[What you are asked to do]:
Copy every line of the listing below word for word, but leave out the picture placeholders.

[A run of listing lines]:
------------------------------------------------------------
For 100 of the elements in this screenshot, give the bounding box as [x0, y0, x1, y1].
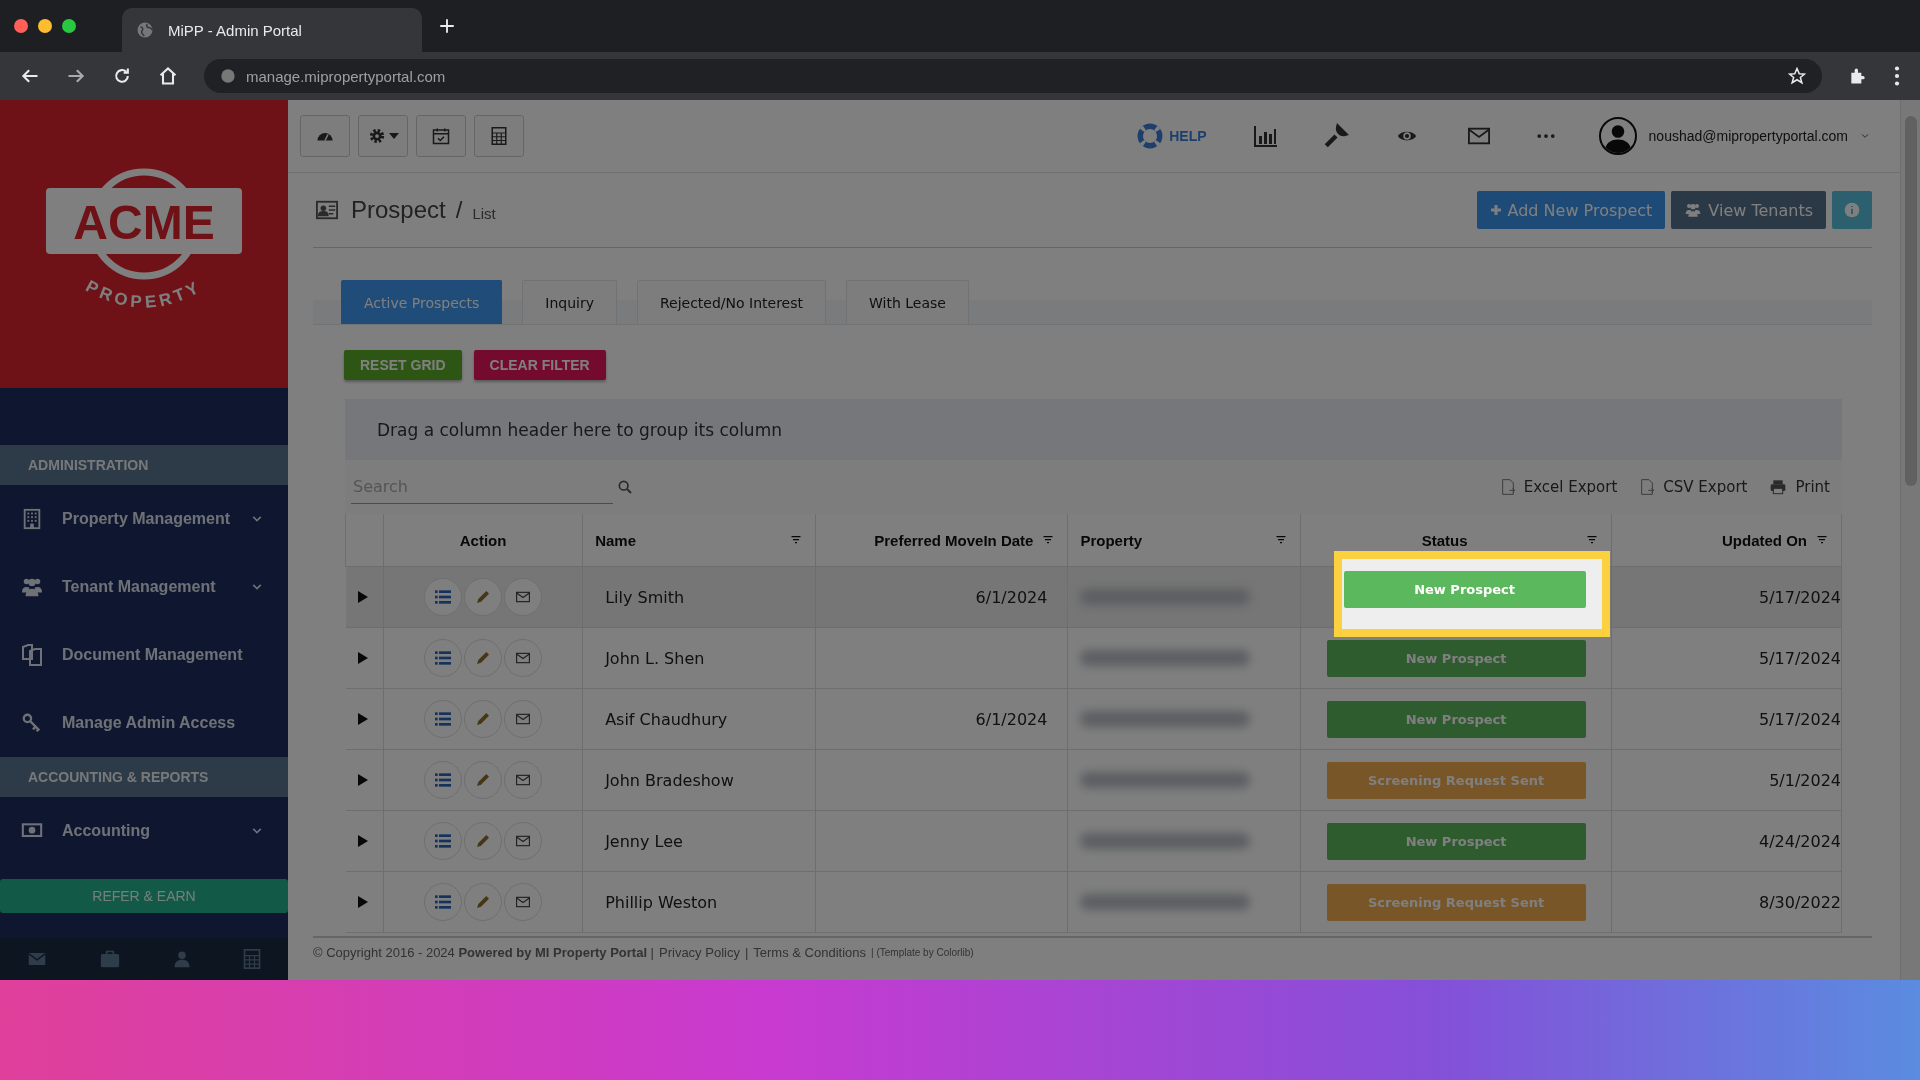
expand-arrow-icon: [357, 712, 368, 725]
expand-arrow-icon: [357, 773, 368, 786]
chevron-down-icon: [1860, 132, 1870, 140]
info-icon: [1844, 202, 1860, 218]
globe-icon: [220, 68, 236, 84]
caret-icon: [388, 133, 399, 139]
mail-icon: [514, 834, 533, 848]
status-badge: New Prospect: [1343, 571, 1586, 608]
sidebar-item[interactable]: Accounting: [0, 797, 288, 865]
export-button[interactable]: Excel Export: [1499, 478, 1618, 496]
status-badge: Screening Request Sent: [1326, 883, 1586, 921]
table-cell: Lily Smith: [605, 587, 685, 607]
footer-link[interactable]: Privacy Policy: [659, 944, 740, 960]
maximize-window-button[interactable]: [62, 19, 76, 33]
details-button[interactable]: [424, 700, 463, 738]
edit-button[interactable]: [464, 761, 503, 799]
scrollbar[interactable]: [1900, 100, 1920, 980]
expand-arrow-icon: [357, 834, 368, 847]
address-bar[interactable]: manage.mipropertyportal.com: [204, 59, 1822, 93]
chevron-down-icon: [250, 514, 264, 524]
table-cell: 6/1/2024: [975, 709, 1048, 729]
tab[interactable]: Active Prospects: [341, 280, 503, 324]
mail-icon: [514, 712, 533, 726]
status-badge: New Prospect: [1326, 700, 1586, 738]
sidebar-item[interactable]: Tenant Management: [0, 553, 288, 621]
edit-button[interactable]: [464, 578, 503, 616]
view-tenants-button[interactable]: View Tenants: [1671, 191, 1826, 229]
user-menu[interactable]: noushad@mipropertyportal.com: [1598, 117, 1870, 155]
tab[interactable]: With Lease: [846, 280, 969, 324]
table-cell: Jenny Lee: [605, 831, 683, 851]
users-icon: [1684, 202, 1703, 218]
status-badge: New Prospect: [1326, 822, 1586, 860]
reload-icon: [112, 66, 132, 86]
email-button[interactable]: [504, 822, 543, 860]
briefcase-icon: [99, 949, 122, 969]
email-button[interactable]: [504, 761, 543, 799]
filter-icon: [1041, 534, 1056, 546]
sidebar-item[interactable]: Document Management: [0, 621, 288, 689]
footer-text: | (Template by Colorlib): [871, 946, 974, 958]
users-icon: [19, 576, 45, 598]
settings-button[interactable]: [358, 115, 408, 157]
mail-icon: [514, 590, 533, 604]
add-button[interactable]: Add New Prospect: [1476, 191, 1666, 229]
footer-link[interactable]: Terms & Conditions: [753, 944, 867, 960]
clear-filter-button[interactable]: CLEAR FILTER: [473, 350, 606, 380]
table-cell: 6/1/2024: [975, 587, 1048, 607]
table-cell: Phillip Weston: [605, 892, 718, 912]
details-button[interactable]: [424, 822, 463, 860]
avatar-icon: [1598, 117, 1637, 155]
sidebar-item[interactable]: Manage Admin Access: [0, 689, 288, 757]
details-button[interactable]: [424, 578, 463, 616]
email-button[interactable]: [504, 700, 543, 738]
file-icon: [1499, 478, 1516, 496]
sidebar-item[interactable]: Property Management: [0, 485, 288, 553]
details-button[interactable]: [424, 761, 463, 799]
new-tab-icon[interactable]: [438, 17, 456, 35]
edit-button[interactable]: [464, 639, 503, 677]
edit-button[interactable]: [464, 883, 503, 921]
printer-icon: [1769, 479, 1788, 495]
calculator-button[interactable]: [474, 115, 524, 157]
email-button[interactable]: [504, 639, 543, 677]
email-button[interactable]: [504, 578, 543, 616]
filter-icon: [789, 534, 804, 546]
email-button[interactable]: [504, 883, 543, 921]
tab[interactable]: Inquiry: [522, 280, 617, 324]
pencil-icon: [475, 894, 492, 910]
globe-icon: [136, 21, 154, 39]
pencil-icon: [475, 833, 492, 849]
calendar-button[interactable]: [416, 115, 466, 157]
reset-grid-button[interactable]: RESET GRID: [344, 350, 462, 380]
table-cell: 5/17/2024: [1758, 648, 1841, 668]
expand-arrow-icon: [357, 651, 368, 664]
search-icon: [617, 479, 633, 495]
minimize-window-button[interactable]: [38, 19, 52, 33]
details-button[interactable]: [424, 883, 463, 921]
acme-logo: ACME PROPERTY: [44, 164, 244, 324]
close-window-button[interactable]: [14, 19, 28, 33]
help-button[interactable]: HELP: [1137, 123, 1207, 149]
status-badge: New Prospect: [1326, 639, 1586, 677]
mail-icon: [514, 651, 533, 665]
edit-button[interactable]: [464, 700, 503, 738]
table-cell: 8/30/2022: [1758, 892, 1841, 912]
browser-tab[interactable]: MiPP - Admin Portal: [122, 8, 422, 52]
export-button[interactable]: CSV Export: [1639, 478, 1748, 496]
dashboard-button[interactable]: [300, 115, 350, 157]
gear-icon: [367, 127, 386, 145]
calendar-check-icon: [432, 127, 450, 145]
star-icon: [1788, 67, 1806, 85]
puzzle-icon: [1848, 66, 1868, 86]
pencil-icon: [475, 772, 492, 788]
breadcrumb-separator: /: [455, 196, 463, 224]
edit-button[interactable]: [464, 822, 503, 860]
tab[interactable]: Rejected/No Interest: [636, 280, 826, 324]
group-panel: Drag a column header here to group its column: [345, 399, 1842, 460]
details-button[interactable]: [424, 639, 463, 677]
table-cell: John L. Shen: [605, 648, 705, 668]
export-button[interactable]: Print: [1769, 478, 1830, 496]
home-icon: [158, 66, 178, 86]
expand-arrow-icon: [357, 895, 368, 908]
list-icon: [434, 772, 453, 788]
------------------------------------------------------------
[The output]:
For 100 of the elements in this screenshot, give the bounding box as [x0, y0, x1, y1].
expand-arrow-icon: [357, 712, 368, 725]
expand-arrow-icon: [357, 773, 368, 786]
chevron-down-icon: [1860, 132, 1870, 140]
info-icon: [1844, 202, 1860, 218]
globe-icon: [220, 68, 236, 84]
caret-icon: [388, 133, 399, 139]
mail-icon: [514, 834, 533, 848]
status-badge: New Prospect: [1343, 571, 1586, 608]
sidebar-item[interactable]: Accounting: [0, 797, 288, 865]
export-button[interactable]: Excel Export: [1499, 478, 1618, 496]
status-badge: Screening Request Sent: [1326, 883, 1586, 921]
table-cell: Lily Smith: [605, 587, 685, 607]
footer-link[interactable]: Privacy Policy: [659, 944, 740, 960]
maximize-window-button[interactable]: [62, 19, 76, 33]
details-button[interactable]: [424, 700, 463, 738]
edit-button[interactable]: [464, 761, 503, 799]
scrollbar[interactable]: [1900, 100, 1920, 980]
expand-arrow-icon: [357, 834, 368, 847]
address-bar[interactable]: manage.mipropertyportal.com: [204, 59, 1822, 93]
chevron-down-icon: [250, 514, 264, 524]
table-cell: 6/1/2024: [975, 709, 1048, 729]
tab[interactable]: Active Prospects: [341, 280, 503, 324]
mail-icon: [514, 712, 533, 726]
status-badge: New Prospect: [1326, 700, 1586, 738]
sidebar-item[interactable]: Tenant Management: [0, 553, 288, 621]
edit-button[interactable]: [464, 578, 503, 616]
view-tenants-button[interactable]: View Tenants: [1671, 191, 1826, 229]
user-menu[interactable]: noushad@mipropertyportal.com: [1598, 117, 1870, 155]
tab[interactable]: With Lease: [846, 280, 969, 324]
table-cell: Jenny Lee: [605, 831, 683, 851]
users-icon: [1684, 202, 1703, 218]
status-badge: New Prospect: [1326, 822, 1586, 860]
reload-icon: [112, 66, 132, 86]
email-button[interactable]: [504, 822, 543, 860]
briefcase-icon: [99, 949, 122, 969]
email-button[interactable]: [504, 761, 543, 799]
filter-icon: [1041, 534, 1056, 546]
sidebar-item[interactable]: Document Management: [0, 621, 288, 689]
footer-text: | (Template by Colorlib): [871, 946, 974, 958]
users-icon: [19, 576, 45, 598]
settings-button[interactable]: [358, 115, 408, 157]
mail-icon: [514, 590, 533, 604]
add-button[interactable]: Add New Prospect: [1476, 191, 1666, 229]
footer-link[interactable]: Terms & Conditions: [753, 944, 867, 960]
clear-filter-button[interactable]: CLEAR FILTER: [473, 350, 606, 380]
table-cell: 6/1/2024: [975, 587, 1048, 607]
table-cell: Phillip Weston: [605, 892, 718, 912]
details-button[interactable]: [424, 822, 463, 860]
avatar-icon: [1598, 117, 1637, 155]
sidebar-item[interactable]: Manage Admin Access: [0, 689, 288, 757]
details-button[interactable]: [424, 578, 463, 616]
email-button[interactable]: [504, 700, 543, 738]
file-icon: [1499, 478, 1516, 496]
sidebar-item[interactable]: Property Management: [0, 485, 288, 553]
details-button[interactable]: [424, 761, 463, 799]
new-tab-icon[interactable]: [438, 17, 456, 35]
edit-button[interactable]: [464, 639, 503, 677]
edit-button[interactable]: [464, 883, 503, 921]
printer-icon: [1769, 479, 1788, 495]
calculator-button[interactable]: [474, 115, 524, 157]
email-button[interactable]: [504, 639, 543, 677]
email-button[interactable]: [504, 578, 543, 616]
filter-icon: [789, 534, 804, 546]
email-button[interactable]: [504, 883, 543, 921]
tab[interactable]: Inquiry: [522, 280, 617, 324]
pencil-icon: [475, 894, 492, 910]
globe-icon: [136, 21, 154, 39]
pencil-icon: [475, 833, 492, 849]
calendar-button[interactable]: [416, 115, 466, 157]
reset-grid-button[interactable]: RESET GRID: [344, 350, 462, 380]
table-cell: 5/17/2024: [1758, 648, 1841, 668]
expand-arrow-icon: [357, 651, 368, 664]
search-icon: [617, 479, 633, 495]
minimize-window-button[interactable]: [38, 19, 52, 33]
details-button[interactable]: [424, 883, 463, 921]
acme-logo: ACME PROPERTY: [44, 164, 244, 324]
close-window-button[interactable]: [14, 19, 28, 33]
help-button[interactable]: HELP: [1137, 123, 1207, 149]
status-badge: New Prospect: [1326, 639, 1586, 677]
mail-icon: [514, 651, 533, 665]
edit-button[interactable]: [464, 700, 503, 738]
table-cell: 8/30/2022: [1758, 892, 1841, 912]
browser-tab[interactable]: MiPP - Admin Portal: [122, 8, 422, 52]
export-button[interactable]: CSV Export: [1639, 478, 1748, 496]
dashboard-button[interactable]: [300, 115, 350, 157]
gear-icon: [367, 127, 386, 145]
calendar-check-icon: [432, 127, 450, 145]
star-icon: [1788, 67, 1806, 85]
puzzle-icon: [1848, 66, 1868, 86]
pencil-icon: [475, 772, 492, 788]
breadcrumb-separator: /: [455, 196, 463, 224]
edit-button[interactable]: [464, 822, 503, 860]
tab[interactable]: Rejected/No Interest: [636, 280, 826, 324]
group-panel: Drag a column header here to group its column: [345, 399, 1842, 460]
details-button[interactable]: [424, 639, 463, 677]
table-cell: John L. Shen: [605, 648, 705, 668]
export-button[interactable]: Print: [1769, 478, 1830, 496]
home-icon: [158, 66, 178, 86]
expand-arrow-icon: [357, 895, 368, 908]
list-icon: [434, 772, 453, 788]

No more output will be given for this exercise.